DATA TO USE
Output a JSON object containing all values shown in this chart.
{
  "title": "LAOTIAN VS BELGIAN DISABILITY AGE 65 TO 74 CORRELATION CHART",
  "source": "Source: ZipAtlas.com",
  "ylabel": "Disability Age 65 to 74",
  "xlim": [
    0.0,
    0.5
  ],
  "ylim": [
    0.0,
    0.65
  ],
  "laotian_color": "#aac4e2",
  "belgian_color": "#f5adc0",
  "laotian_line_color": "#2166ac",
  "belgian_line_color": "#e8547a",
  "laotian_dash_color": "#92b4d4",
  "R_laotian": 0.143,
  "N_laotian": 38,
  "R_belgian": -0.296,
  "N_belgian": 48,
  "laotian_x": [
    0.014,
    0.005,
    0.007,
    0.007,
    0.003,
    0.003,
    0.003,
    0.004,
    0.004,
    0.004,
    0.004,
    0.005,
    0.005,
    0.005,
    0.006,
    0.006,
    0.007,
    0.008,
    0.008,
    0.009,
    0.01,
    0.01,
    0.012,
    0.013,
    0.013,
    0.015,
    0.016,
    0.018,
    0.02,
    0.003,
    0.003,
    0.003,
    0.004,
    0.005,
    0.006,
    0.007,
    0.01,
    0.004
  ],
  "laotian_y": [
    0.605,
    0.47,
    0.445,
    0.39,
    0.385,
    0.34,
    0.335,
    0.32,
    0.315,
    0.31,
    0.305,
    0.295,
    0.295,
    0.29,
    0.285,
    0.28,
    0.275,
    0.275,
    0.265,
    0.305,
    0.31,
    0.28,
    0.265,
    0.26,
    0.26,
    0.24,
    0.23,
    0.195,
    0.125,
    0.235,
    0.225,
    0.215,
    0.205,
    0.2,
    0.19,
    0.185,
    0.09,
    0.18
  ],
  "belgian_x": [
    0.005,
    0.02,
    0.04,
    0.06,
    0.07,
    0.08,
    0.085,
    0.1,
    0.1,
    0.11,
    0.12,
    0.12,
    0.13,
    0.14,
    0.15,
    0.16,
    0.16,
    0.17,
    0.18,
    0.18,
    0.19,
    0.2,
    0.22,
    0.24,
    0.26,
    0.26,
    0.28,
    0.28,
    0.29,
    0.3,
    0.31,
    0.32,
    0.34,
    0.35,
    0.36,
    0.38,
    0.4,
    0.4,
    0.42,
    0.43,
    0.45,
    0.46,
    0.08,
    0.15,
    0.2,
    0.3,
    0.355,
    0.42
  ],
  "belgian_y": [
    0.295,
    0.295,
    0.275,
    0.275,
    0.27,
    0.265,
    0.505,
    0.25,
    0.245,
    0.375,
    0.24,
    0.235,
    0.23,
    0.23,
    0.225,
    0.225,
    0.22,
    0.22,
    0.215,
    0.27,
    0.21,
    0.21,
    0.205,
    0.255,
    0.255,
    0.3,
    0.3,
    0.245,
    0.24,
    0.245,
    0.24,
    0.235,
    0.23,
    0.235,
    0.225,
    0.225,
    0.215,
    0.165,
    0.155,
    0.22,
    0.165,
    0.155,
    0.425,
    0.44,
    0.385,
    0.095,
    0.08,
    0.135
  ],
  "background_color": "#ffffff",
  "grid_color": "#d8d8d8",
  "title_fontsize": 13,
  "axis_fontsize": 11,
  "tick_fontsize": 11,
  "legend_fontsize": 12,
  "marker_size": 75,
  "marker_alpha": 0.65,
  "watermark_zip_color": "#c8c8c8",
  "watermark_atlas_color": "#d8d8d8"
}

EXERCISE BRIEF
Reproduce all of the material above word for word.

COMPLETE RESPONSE
Output a JSON object containing all values shown in this chart.
{
  "title": "LAOTIAN VS BELGIAN DISABILITY AGE 65 TO 74 CORRELATION CHART",
  "source": "Source: ZipAtlas.com",
  "ylabel": "Disability Age 65 to 74",
  "xlim": [
    0.0,
    0.5
  ],
  "ylim": [
    0.0,
    0.65
  ],
  "laotian_color": "#aac4e2",
  "belgian_color": "#f5adc0",
  "laotian_line_color": "#2166ac",
  "belgian_line_color": "#e8547a",
  "laotian_dash_color": "#92b4d4",
  "R_laotian": 0.143,
  "N_laotian": 38,
  "R_belgian": -0.296,
  "N_belgian": 48,
  "laotian_x": [
    0.014,
    0.005,
    0.007,
    0.007,
    0.003,
    0.003,
    0.003,
    0.004,
    0.004,
    0.004,
    0.004,
    0.005,
    0.005,
    0.005,
    0.006,
    0.006,
    0.007,
    0.008,
    0.008,
    0.009,
    0.01,
    0.01,
    0.012,
    0.013,
    0.013,
    0.015,
    0.016,
    0.018,
    0.02,
    0.003,
    0.003,
    0.003,
    0.004,
    0.005,
    0.006,
    0.007,
    0.01,
    0.004
  ],
  "laotian_y": [
    0.605,
    0.47,
    0.445,
    0.39,
    0.385,
    0.34,
    0.335,
    0.32,
    0.315,
    0.31,
    0.305,
    0.295,
    0.295,
    0.29,
    0.285,
    0.28,
    0.275,
    0.275,
    0.265,
    0.305,
    0.31,
    0.28,
    0.265,
    0.26,
    0.26,
    0.24,
    0.23,
    0.195,
    0.125,
    0.235,
    0.225,
    0.215,
    0.205,
    0.2,
    0.19,
    0.185,
    0.09,
    0.18
  ],
  "belgian_x": [
    0.005,
    0.02,
    0.04,
    0.06,
    0.07,
    0.08,
    0.085,
    0.1,
    0.1,
    0.11,
    0.12,
    0.12,
    0.13,
    0.14,
    0.15,
    0.16,
    0.16,
    0.17,
    0.18,
    0.18,
    0.19,
    0.2,
    0.22,
    0.24,
    0.26,
    0.26,
    0.28,
    0.28,
    0.29,
    0.3,
    0.31,
    0.32,
    0.34,
    0.35,
    0.36,
    0.38,
    0.4,
    0.4,
    0.42,
    0.43,
    0.45,
    0.46,
    0.08,
    0.15,
    0.2,
    0.3,
    0.355,
    0.42
  ],
  "belgian_y": [
    0.295,
    0.295,
    0.275,
    0.275,
    0.27,
    0.265,
    0.505,
    0.25,
    0.245,
    0.375,
    0.24,
    0.235,
    0.23,
    0.23,
    0.225,
    0.225,
    0.22,
    0.22,
    0.215,
    0.27,
    0.21,
    0.21,
    0.205,
    0.255,
    0.255,
    0.3,
    0.3,
    0.245,
    0.24,
    0.245,
    0.24,
    0.235,
    0.23,
    0.235,
    0.225,
    0.225,
    0.215,
    0.165,
    0.155,
    0.22,
    0.165,
    0.155,
    0.425,
    0.44,
    0.385,
    0.095,
    0.08,
    0.135
  ],
  "background_color": "#ffffff",
  "grid_color": "#d8d8d8",
  "title_fontsize": 13,
  "axis_fontsize": 11,
  "tick_fontsize": 11,
  "legend_fontsize": 12,
  "marker_size": 75,
  "marker_alpha": 0.65,
  "watermark_zip_color": "#c8c8c8",
  "watermark_atlas_color": "#d8d8d8"
}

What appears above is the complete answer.